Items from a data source
◆ ◆ ◆ ◆ ◆ ◆ ◆

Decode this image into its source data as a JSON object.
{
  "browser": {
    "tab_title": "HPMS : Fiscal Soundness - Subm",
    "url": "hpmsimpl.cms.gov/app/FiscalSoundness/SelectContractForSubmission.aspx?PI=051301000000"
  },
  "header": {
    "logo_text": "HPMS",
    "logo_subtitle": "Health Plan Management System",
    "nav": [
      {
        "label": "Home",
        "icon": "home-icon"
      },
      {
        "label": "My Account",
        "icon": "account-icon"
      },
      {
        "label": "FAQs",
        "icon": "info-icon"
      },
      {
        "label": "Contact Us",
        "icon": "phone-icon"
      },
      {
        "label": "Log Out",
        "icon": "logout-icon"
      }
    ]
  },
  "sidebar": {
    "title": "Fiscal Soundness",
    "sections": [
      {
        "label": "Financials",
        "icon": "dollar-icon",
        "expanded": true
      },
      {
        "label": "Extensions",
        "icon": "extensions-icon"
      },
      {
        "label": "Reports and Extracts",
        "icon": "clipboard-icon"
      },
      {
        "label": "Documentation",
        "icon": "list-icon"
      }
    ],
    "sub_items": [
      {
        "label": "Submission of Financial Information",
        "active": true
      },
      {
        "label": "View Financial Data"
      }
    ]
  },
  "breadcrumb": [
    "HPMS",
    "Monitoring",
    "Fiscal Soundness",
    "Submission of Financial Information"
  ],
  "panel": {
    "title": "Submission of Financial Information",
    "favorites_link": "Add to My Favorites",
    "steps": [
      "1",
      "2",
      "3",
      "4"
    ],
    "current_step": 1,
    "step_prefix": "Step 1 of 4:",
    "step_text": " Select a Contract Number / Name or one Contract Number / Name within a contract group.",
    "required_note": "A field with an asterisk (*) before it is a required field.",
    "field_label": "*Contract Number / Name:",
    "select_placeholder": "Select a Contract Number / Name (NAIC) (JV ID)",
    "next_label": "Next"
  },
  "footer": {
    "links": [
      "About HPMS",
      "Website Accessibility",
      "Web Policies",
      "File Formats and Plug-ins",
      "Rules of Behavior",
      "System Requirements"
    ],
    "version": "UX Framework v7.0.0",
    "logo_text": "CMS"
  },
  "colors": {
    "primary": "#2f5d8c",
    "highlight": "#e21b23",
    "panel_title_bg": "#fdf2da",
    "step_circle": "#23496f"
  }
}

◆ ◆ ◆ ◆ ◆ ◆ ◆

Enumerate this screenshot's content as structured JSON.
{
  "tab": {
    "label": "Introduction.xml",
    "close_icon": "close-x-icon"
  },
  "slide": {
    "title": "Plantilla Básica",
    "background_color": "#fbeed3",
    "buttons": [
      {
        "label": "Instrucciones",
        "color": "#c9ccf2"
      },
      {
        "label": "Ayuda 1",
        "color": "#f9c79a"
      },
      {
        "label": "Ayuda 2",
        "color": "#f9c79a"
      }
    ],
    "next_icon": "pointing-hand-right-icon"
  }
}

◆ ◆ ◆ ◆ ◆ ◆ ◆

__BRIEF__. Go through the listing above and locate each line that holds the word "icon". Copy those lines.

__ANSWER TO THE PROBLEM__.
        "icon": "home-icon"
        "icon": "account-icon"
        "icon": "info-icon"
        "icon": "phone-icon"
        "icon": "logout-icon"
        "icon": "dollar-icon",
        "icon": "extensions-icon"
        "icon": "clipboard-icon"
        "icon": "list-icon"
    "close_icon": "close-x-icon"
    "next_icon": "pointing-hand-right-icon"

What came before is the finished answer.